Figure dataset records:

______________________________

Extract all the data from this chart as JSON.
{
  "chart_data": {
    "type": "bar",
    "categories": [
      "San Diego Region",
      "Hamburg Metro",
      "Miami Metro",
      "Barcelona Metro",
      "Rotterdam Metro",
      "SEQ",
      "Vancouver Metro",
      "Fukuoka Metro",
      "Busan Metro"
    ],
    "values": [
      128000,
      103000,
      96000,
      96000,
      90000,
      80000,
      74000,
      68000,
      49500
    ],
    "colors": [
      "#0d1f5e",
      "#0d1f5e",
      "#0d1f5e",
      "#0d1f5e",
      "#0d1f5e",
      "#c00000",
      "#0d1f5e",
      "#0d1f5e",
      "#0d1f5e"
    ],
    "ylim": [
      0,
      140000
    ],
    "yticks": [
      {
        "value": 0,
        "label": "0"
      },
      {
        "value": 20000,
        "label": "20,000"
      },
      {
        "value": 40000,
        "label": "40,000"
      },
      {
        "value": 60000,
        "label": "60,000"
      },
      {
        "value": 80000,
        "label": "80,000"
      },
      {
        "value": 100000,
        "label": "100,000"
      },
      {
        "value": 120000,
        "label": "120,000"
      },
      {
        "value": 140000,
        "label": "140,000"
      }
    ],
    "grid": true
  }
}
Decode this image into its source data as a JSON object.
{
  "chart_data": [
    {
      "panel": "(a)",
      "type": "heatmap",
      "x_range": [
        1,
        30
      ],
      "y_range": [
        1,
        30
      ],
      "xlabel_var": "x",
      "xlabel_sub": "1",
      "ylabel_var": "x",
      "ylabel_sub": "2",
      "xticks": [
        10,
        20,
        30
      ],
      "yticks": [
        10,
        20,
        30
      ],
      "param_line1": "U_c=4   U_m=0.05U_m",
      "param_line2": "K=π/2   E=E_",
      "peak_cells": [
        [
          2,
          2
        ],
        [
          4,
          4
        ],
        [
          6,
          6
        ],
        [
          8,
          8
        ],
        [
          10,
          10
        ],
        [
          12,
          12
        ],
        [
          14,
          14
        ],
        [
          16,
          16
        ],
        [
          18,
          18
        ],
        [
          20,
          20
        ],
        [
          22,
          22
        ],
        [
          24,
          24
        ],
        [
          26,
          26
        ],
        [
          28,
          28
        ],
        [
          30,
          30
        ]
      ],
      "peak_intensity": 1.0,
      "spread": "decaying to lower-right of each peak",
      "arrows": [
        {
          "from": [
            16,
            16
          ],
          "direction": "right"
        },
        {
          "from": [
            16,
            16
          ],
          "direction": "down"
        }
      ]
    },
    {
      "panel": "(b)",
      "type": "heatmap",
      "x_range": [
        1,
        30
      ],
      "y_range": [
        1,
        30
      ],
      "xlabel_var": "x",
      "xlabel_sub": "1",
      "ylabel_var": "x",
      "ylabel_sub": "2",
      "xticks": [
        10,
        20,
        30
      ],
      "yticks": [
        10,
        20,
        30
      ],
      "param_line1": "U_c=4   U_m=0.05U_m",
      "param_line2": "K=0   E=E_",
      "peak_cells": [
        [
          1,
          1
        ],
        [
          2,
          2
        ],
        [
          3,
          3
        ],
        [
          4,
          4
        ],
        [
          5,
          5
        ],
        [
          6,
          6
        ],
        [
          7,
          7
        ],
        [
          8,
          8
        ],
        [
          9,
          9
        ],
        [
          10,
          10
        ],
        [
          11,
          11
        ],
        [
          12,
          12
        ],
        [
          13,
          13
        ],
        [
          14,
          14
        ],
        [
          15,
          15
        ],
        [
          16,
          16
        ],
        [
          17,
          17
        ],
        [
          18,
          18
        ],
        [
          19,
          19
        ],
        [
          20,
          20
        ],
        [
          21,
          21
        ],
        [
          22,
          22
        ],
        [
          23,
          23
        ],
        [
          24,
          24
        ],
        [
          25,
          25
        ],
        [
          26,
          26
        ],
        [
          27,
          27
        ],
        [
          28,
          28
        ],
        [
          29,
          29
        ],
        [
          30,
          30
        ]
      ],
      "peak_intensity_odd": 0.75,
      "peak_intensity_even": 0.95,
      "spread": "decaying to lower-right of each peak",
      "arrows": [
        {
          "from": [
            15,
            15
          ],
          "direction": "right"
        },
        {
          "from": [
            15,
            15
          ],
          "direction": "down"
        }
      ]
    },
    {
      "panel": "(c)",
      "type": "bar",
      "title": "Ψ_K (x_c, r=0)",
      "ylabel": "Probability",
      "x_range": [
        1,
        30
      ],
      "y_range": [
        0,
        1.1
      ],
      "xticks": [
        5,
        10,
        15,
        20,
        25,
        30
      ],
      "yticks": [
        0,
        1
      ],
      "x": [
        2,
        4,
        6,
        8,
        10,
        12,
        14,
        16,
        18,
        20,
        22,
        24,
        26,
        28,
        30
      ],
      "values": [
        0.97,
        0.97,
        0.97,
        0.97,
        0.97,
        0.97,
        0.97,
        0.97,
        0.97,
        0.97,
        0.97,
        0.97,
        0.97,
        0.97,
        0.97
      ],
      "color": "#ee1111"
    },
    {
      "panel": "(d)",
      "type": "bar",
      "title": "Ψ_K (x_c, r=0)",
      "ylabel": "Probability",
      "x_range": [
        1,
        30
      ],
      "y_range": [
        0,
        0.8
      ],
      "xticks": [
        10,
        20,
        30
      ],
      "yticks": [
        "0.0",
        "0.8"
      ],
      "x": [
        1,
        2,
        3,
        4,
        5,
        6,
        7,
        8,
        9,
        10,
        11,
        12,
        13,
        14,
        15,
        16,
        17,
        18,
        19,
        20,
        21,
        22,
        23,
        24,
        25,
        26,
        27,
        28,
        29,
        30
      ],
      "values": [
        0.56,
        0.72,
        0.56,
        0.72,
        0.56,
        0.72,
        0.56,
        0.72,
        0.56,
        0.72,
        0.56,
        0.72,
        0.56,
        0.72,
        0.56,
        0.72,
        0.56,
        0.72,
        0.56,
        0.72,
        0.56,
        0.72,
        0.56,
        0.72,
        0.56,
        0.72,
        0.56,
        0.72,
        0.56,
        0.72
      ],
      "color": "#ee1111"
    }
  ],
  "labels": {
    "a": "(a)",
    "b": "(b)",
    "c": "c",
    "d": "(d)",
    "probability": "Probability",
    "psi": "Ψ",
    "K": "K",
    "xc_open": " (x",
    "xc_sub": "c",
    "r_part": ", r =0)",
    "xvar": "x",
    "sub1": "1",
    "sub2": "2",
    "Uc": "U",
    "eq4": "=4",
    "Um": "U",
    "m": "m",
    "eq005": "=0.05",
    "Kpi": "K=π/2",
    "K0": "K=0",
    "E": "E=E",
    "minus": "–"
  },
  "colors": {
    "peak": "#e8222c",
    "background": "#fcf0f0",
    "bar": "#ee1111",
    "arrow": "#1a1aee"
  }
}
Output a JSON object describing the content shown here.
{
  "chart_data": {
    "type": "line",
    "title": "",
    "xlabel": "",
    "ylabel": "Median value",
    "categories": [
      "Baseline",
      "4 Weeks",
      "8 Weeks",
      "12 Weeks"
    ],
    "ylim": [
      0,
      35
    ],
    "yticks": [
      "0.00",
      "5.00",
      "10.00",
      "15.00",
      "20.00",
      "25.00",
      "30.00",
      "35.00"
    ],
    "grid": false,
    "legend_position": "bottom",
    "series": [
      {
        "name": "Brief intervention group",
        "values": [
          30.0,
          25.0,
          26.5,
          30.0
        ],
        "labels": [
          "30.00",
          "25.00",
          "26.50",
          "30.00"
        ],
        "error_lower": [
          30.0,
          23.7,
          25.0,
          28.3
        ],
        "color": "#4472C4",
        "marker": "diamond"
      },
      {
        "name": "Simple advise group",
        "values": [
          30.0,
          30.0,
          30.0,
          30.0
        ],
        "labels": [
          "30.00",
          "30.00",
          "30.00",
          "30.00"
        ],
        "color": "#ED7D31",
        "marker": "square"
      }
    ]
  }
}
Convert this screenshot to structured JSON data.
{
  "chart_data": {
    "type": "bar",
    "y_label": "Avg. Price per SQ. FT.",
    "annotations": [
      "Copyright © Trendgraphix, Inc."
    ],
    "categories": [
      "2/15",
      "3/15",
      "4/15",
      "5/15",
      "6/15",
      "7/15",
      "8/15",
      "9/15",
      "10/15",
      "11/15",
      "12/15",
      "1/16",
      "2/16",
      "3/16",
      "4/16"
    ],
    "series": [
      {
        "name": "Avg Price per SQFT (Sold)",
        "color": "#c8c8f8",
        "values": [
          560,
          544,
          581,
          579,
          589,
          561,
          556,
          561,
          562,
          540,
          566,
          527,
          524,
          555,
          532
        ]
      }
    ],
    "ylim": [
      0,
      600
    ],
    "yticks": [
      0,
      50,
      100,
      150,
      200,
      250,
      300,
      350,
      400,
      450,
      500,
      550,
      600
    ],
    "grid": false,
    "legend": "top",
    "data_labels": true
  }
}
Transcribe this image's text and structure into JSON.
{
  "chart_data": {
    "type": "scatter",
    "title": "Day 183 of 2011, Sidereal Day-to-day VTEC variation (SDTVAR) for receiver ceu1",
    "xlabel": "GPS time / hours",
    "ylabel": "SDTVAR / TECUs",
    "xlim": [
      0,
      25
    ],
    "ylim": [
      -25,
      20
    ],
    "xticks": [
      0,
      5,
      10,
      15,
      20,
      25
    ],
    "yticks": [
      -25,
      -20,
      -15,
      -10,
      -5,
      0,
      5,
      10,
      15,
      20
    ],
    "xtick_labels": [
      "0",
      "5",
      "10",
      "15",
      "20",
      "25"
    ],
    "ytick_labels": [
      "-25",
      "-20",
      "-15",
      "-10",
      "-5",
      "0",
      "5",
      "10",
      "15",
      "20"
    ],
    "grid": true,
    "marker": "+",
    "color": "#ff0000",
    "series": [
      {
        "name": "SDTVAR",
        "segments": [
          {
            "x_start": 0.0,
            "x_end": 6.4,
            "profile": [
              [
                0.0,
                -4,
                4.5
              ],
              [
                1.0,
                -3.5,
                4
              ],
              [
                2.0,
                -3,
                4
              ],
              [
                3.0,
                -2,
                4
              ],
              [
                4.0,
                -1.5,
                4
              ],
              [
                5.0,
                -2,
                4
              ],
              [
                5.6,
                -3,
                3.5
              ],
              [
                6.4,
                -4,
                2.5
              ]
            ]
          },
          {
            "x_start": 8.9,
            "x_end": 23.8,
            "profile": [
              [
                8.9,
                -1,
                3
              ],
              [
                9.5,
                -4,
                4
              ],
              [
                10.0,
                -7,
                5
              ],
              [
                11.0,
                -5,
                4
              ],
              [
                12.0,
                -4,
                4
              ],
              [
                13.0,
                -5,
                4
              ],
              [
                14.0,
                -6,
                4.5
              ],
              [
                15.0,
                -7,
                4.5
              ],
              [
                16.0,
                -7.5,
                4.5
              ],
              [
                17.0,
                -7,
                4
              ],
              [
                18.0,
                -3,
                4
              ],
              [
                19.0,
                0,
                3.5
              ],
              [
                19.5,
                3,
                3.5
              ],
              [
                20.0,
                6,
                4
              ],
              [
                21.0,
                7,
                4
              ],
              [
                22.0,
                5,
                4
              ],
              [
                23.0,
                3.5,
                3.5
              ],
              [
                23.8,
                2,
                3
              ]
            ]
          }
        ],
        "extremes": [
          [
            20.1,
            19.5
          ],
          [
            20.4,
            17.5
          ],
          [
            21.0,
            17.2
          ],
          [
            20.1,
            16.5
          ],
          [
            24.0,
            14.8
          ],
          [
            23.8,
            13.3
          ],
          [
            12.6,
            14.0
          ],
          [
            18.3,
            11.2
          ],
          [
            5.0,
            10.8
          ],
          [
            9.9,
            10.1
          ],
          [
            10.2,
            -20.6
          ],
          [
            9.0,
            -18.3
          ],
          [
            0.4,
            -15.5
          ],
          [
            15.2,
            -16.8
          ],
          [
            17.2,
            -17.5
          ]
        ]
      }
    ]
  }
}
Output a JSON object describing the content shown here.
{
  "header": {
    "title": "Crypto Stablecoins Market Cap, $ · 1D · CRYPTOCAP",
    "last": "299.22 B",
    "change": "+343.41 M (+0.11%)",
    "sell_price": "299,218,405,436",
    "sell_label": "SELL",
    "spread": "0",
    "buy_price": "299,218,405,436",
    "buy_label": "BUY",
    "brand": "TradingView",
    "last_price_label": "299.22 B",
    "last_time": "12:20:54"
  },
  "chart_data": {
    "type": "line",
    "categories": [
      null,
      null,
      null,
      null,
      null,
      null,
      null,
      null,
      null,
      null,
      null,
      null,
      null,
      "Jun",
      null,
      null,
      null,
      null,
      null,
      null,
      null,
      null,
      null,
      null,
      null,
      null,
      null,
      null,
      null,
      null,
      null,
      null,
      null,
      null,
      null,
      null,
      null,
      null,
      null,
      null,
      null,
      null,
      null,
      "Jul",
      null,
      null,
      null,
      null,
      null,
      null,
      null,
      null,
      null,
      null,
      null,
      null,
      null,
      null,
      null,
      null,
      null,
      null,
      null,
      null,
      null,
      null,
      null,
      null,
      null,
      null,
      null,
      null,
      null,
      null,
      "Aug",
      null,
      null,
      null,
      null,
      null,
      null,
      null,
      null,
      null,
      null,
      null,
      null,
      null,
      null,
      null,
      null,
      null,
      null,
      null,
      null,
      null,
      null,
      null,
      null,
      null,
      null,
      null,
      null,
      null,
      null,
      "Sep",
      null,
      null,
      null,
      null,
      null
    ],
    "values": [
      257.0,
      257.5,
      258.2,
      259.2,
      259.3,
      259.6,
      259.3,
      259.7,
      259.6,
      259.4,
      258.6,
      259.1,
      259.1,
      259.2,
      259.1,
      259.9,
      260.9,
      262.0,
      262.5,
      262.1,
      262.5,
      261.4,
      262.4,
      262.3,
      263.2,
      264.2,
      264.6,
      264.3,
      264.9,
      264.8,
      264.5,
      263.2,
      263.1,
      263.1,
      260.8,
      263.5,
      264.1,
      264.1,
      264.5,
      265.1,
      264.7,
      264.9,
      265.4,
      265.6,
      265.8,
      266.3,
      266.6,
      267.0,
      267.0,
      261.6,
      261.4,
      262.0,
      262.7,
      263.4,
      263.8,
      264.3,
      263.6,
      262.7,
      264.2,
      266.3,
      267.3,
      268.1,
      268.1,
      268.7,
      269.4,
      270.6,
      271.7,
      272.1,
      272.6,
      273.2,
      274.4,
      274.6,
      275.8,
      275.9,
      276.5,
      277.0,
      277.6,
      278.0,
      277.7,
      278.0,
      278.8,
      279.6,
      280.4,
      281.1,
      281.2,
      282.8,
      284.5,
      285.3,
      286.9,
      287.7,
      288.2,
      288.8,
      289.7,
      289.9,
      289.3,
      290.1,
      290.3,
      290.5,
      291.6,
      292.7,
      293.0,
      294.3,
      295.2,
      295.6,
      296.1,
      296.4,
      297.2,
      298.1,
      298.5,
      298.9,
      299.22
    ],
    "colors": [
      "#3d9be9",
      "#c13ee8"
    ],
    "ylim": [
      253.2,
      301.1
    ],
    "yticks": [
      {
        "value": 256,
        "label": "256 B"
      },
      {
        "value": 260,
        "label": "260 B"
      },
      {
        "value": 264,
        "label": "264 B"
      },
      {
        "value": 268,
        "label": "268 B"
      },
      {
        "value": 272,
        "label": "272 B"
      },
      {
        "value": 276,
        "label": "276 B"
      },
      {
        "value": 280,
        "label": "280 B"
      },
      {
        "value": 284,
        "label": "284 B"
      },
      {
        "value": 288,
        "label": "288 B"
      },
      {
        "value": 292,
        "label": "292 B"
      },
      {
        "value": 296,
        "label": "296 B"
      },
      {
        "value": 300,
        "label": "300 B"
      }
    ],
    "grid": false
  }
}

______________________________

### Brief
Write out every line of the listing that holds the word "grid".

### The reply
    "grid": true
    "grid": false,
    "grid": false,
    "grid": true,
    "grid": false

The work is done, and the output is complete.